[Data records]
--------

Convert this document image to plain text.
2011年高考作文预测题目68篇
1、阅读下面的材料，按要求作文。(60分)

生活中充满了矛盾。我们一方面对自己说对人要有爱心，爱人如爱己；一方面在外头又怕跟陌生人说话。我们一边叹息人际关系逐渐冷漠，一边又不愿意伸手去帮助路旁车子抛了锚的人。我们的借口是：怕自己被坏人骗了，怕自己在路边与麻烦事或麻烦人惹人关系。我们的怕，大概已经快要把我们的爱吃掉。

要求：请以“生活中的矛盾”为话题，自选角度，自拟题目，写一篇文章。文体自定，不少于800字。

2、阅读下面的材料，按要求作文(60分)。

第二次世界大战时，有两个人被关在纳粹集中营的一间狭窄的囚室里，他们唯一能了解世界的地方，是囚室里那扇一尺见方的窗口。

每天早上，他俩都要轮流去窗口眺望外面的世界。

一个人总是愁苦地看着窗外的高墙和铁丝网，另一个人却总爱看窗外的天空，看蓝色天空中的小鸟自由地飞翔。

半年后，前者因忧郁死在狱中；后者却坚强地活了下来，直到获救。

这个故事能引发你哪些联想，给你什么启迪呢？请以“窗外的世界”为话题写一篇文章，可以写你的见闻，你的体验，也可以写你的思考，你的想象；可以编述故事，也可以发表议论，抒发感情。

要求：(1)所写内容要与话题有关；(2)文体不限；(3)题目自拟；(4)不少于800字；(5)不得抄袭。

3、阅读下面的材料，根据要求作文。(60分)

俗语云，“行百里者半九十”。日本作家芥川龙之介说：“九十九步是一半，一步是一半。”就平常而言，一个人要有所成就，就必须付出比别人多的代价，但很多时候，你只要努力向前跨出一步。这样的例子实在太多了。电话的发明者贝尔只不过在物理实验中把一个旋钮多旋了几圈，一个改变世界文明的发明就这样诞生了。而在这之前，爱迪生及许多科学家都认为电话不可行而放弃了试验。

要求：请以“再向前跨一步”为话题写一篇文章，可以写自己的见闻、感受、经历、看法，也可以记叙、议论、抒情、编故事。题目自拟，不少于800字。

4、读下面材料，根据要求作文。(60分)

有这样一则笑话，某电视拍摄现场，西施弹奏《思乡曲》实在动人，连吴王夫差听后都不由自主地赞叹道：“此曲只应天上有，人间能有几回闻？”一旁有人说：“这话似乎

--------

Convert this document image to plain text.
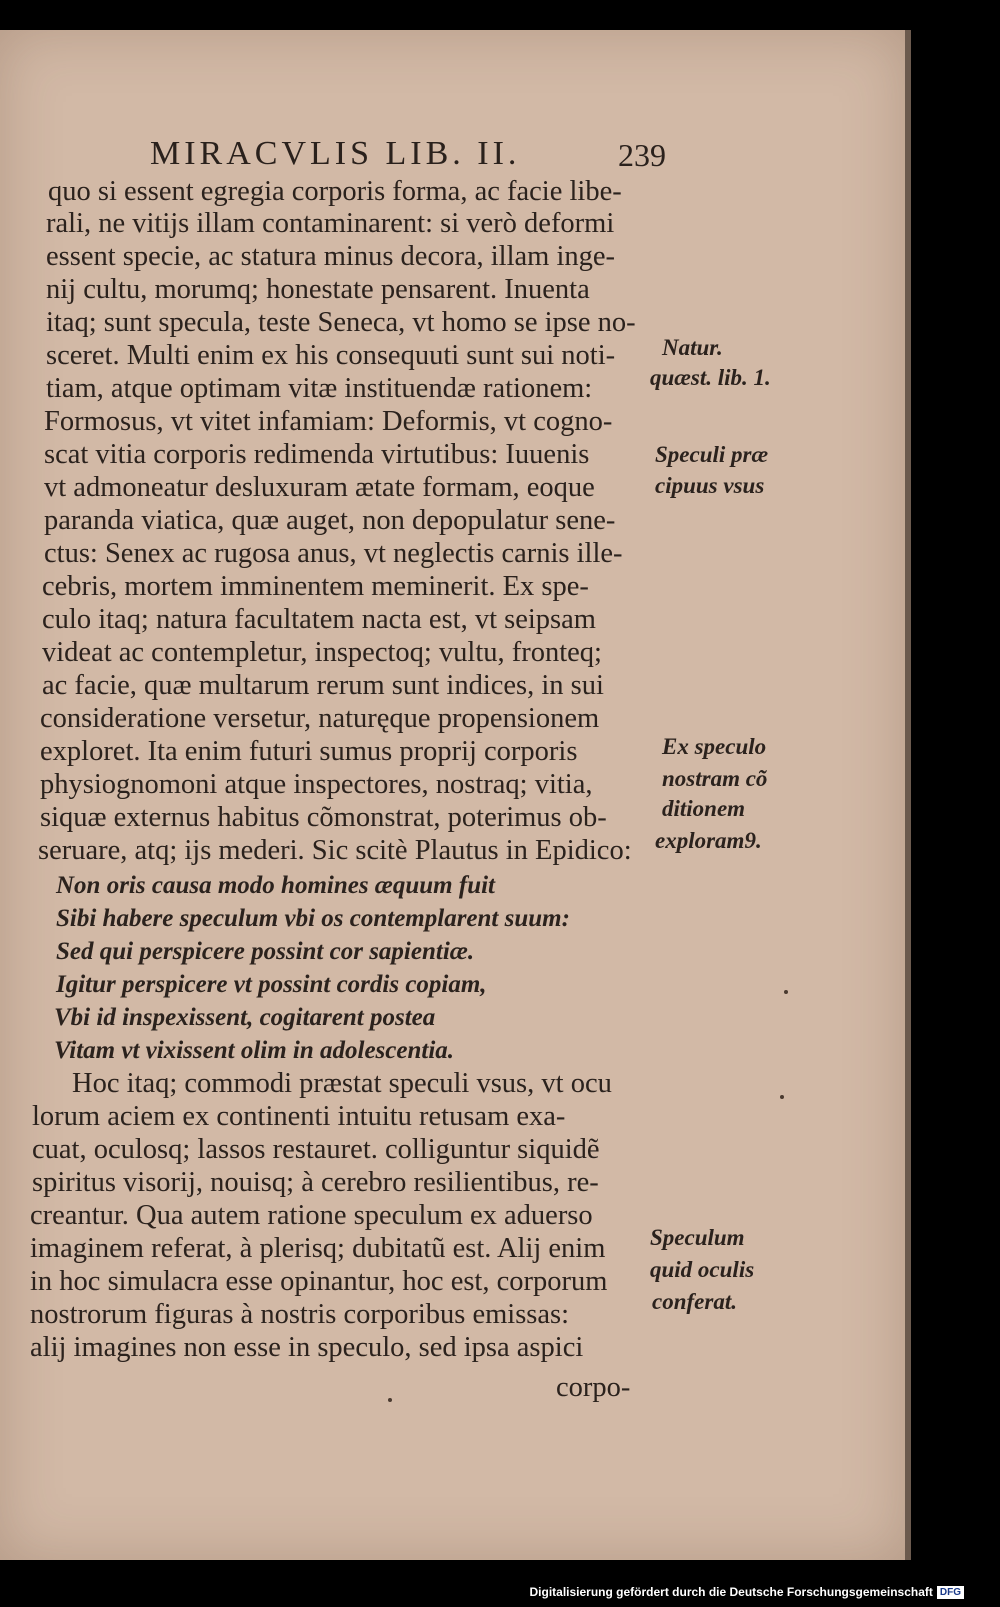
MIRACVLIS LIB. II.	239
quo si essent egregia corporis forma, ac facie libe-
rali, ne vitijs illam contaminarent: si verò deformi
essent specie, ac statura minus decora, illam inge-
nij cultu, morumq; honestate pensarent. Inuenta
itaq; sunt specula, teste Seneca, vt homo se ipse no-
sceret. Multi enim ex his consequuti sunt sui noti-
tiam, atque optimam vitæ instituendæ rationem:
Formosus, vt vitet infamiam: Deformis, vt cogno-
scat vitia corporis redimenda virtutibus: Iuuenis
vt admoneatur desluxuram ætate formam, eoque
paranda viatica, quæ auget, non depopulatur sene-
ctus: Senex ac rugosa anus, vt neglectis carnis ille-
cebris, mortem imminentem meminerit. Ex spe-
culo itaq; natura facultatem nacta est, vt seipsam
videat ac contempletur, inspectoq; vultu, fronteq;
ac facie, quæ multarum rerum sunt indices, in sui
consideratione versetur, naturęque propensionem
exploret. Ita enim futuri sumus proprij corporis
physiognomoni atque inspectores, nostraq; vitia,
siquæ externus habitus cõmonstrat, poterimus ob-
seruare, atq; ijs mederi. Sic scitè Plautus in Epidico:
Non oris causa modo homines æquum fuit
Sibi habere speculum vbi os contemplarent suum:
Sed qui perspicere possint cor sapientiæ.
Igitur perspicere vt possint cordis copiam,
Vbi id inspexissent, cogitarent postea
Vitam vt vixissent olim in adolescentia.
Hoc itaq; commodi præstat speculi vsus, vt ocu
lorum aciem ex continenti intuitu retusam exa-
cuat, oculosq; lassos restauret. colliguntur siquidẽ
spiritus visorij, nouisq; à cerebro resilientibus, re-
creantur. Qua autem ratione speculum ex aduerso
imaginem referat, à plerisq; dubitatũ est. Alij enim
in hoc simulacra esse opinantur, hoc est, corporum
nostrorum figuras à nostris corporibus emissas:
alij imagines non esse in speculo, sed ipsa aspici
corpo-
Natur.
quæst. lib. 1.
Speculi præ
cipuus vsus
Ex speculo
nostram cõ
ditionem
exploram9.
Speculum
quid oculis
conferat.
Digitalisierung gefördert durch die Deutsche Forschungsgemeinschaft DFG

--------

**Exercise objective:**
Show all lines in the entries above where the string "enim" appears.

**Result of the task:**
sceret. Multi enim ex his consequuti sunt sui noti-
exploret. Ita enim futuri sumus proprij corporis
imaginem referat, à plerisq; dubitatũ est. Alij enim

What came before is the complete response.